_WHAT IS NEEDED:_ Select the lines that contain "color" and copy each of them.

[Stored dataset items]

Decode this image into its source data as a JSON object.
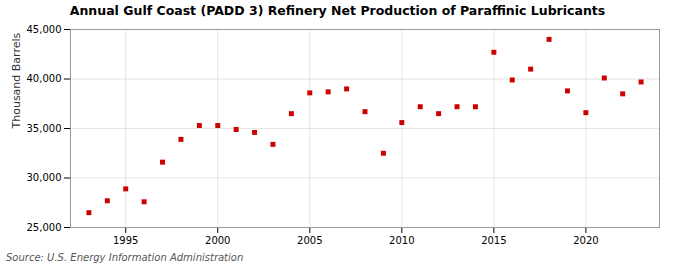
{
  "chart_data": {
    "type": "scatter",
    "title": "Annual Gulf Coast (PADD 3) Refinery Net Production of Paraffinic Lubricants",
    "ylabel": "Thousand Barrels",
    "source": "Source: U.S. Energy Information Administration",
    "x": [
      1993,
      1994,
      1995,
      1996,
      1997,
      1998,
      1999,
      2000,
      2001,
      2002,
      2003,
      2004,
      2005,
      2006,
      2007,
      2008,
      2009,
      2010,
      2011,
      2012,
      2013,
      2014,
      2015,
      2016,
      2017,
      2018,
      2019,
      2020,
      2021,
      2022,
      2023
    ],
    "values": [
      26500,
      27700,
      28900,
      27600,
      31600,
      33900,
      35300,
      35300,
      34900,
      34600,
      33400,
      36500,
      38600,
      38700,
      39000,
      36700,
      32500,
      35600,
      37200,
      36500,
      37200,
      37200,
      42700,
      39900,
      41000,
      44000,
      38800,
      36600,
      40100,
      38500,
      39700
    ],
    "color": "#cc0000",
    "marker": "square",
    "xlim": [
      1992,
      2024
    ],
    "xticks": [
      1995,
      2000,
      2005,
      2010,
      2015,
      2020
    ],
    "ylim": [
      25000,
      45000
    ],
    "yticks": [
      {
        "value": 25000,
        "label": "25,000"
      },
      {
        "value": 30000,
        "label": "30,000"
      },
      {
        "value": 35000,
        "label": "35,000"
      },
      {
        "value": 40000,
        "label": "40,000"
      },
      {
        "value": 45000,
        "label": "45,000"
      }
    ],
    "grid": true
  }
}
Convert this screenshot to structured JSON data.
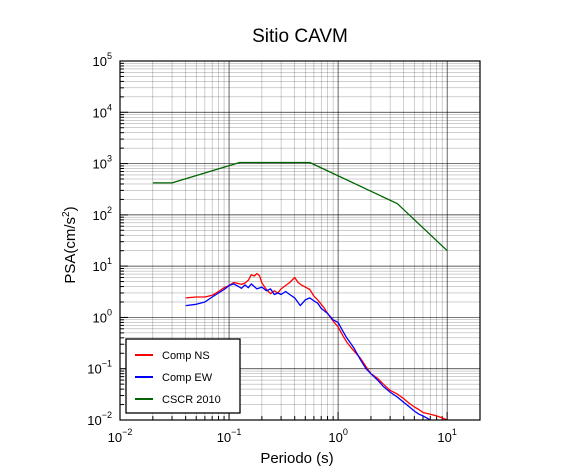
{
  "chart_data": {
    "type": "line",
    "title": "Sitio CAVM",
    "xlabel": "Periodo (s)",
    "ylabel": {
      "main": "PSA(cm/s",
      "sup": "2",
      "end": ")"
    },
    "xscale": "log",
    "yscale": "log",
    "xlim": [
      0.01,
      20
    ],
    "ylim": [
      0.01,
      100000
    ],
    "grid": true,
    "legend_position": "bottom-left",
    "x_ticks": [
      {
        "value": 0.01,
        "base": "10",
        "exp": "−2"
      },
      {
        "value": 0.1,
        "base": "10",
        "exp": "−1"
      },
      {
        "value": 1,
        "base": "10",
        "exp": "0"
      },
      {
        "value": 10,
        "base": "10",
        "exp": "1"
      }
    ],
    "y_ticks": [
      {
        "value": 0.01,
        "base": "10",
        "exp": "−2"
      },
      {
        "value": 0.1,
        "base": "10",
        "exp": "−1"
      },
      {
        "value": 1,
        "base": "10",
        "exp": "0"
      },
      {
        "value": 10,
        "base": "10",
        "exp": "1"
      },
      {
        "value": 100,
        "base": "10",
        "exp": "2"
      },
      {
        "value": 1000,
        "base": "10",
        "exp": "3"
      },
      {
        "value": 10000,
        "base": "10",
        "exp": "4"
      },
      {
        "value": 100000,
        "base": "10",
        "exp": "5"
      }
    ],
    "series": [
      {
        "name": "Comp NS",
        "color": "#ff0000",
        "x": [
          0.04,
          0.05,
          0.06,
          0.07,
          0.08,
          0.09,
          0.1,
          0.11,
          0.12,
          0.13,
          0.14,
          0.15,
          0.16,
          0.17,
          0.18,
          0.19,
          0.2,
          0.22,
          0.24,
          0.26,
          0.28,
          0.3,
          0.33,
          0.36,
          0.4,
          0.43,
          0.46,
          0.5,
          0.55,
          0.6,
          0.65,
          0.7,
          0.75,
          0.8,
          0.9,
          1.0,
          1.1,
          1.2,
          1.4,
          1.6,
          1.8,
          2.0,
          2.3,
          2.6,
          3.0,
          3.5,
          4.0,
          4.5,
          5.0,
          5.5,
          6.0,
          7.0,
          8.0,
          9.0,
          10.0
        ],
        "y": [
          2.4,
          2.5,
          2.5,
          2.7,
          3.2,
          3.8,
          4.2,
          4.8,
          4.6,
          4.4,
          4.7,
          5.3,
          6.8,
          6.4,
          7.2,
          6.5,
          4.7,
          3.5,
          2.9,
          3.3,
          3.0,
          3.6,
          4.2,
          4.8,
          6.0,
          4.8,
          4.3,
          3.9,
          3.5,
          2.6,
          2.2,
          1.8,
          1.5,
          1.2,
          0.85,
          0.65,
          0.45,
          0.33,
          0.22,
          0.16,
          0.11,
          0.08,
          0.065,
          0.05,
          0.038,
          0.032,
          0.026,
          0.021,
          0.018,
          0.016,
          0.014,
          0.013,
          0.012,
          0.011,
          0.01
        ]
      },
      {
        "name": "Comp EW",
        "color": "#0000ff",
        "x": [
          0.04,
          0.05,
          0.06,
          0.07,
          0.08,
          0.09,
          0.1,
          0.11,
          0.12,
          0.13,
          0.14,
          0.15,
          0.16,
          0.18,
          0.2,
          0.22,
          0.24,
          0.26,
          0.28,
          0.3,
          0.33,
          0.36,
          0.4,
          0.45,
          0.5,
          0.55,
          0.6,
          0.65,
          0.7,
          0.8,
          0.9,
          1.0,
          1.1,
          1.2,
          1.4,
          1.6,
          1.8,
          2.0,
          2.3,
          2.6,
          3.0,
          3.5,
          4.0,
          4.5,
          5.0,
          5.5,
          6.0,
          6.5,
          7.0
        ],
        "y": [
          1.7,
          1.8,
          2.0,
          2.5,
          3.0,
          3.5,
          4.2,
          4.5,
          4.1,
          3.7,
          4.3,
          3.8,
          4.5,
          3.6,
          3.9,
          3.3,
          3.6,
          2.8,
          3.0,
          2.8,
          3.2,
          2.8,
          2.4,
          1.7,
          2.2,
          2.4,
          2.1,
          1.9,
          1.5,
          1.2,
          0.9,
          0.8,
          0.55,
          0.4,
          0.25,
          0.15,
          0.1,
          0.08,
          0.06,
          0.045,
          0.035,
          0.028,
          0.022,
          0.018,
          0.015,
          0.013,
          0.012,
          0.011,
          0.01
        ]
      },
      {
        "name": "CSCR 2010",
        "color": "#006400",
        "x": [
          0.02,
          0.03,
          0.125,
          0.55,
          3.5,
          10
        ],
        "y": [
          420,
          420,
          1050,
          1050,
          165,
          20
        ]
      }
    ]
  }
}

_EXERCISE RESPONSE:_
    "color": "#cc0000",
        "color": "#ff0000",
        "color": "#0000ff",
        "color": "#006400",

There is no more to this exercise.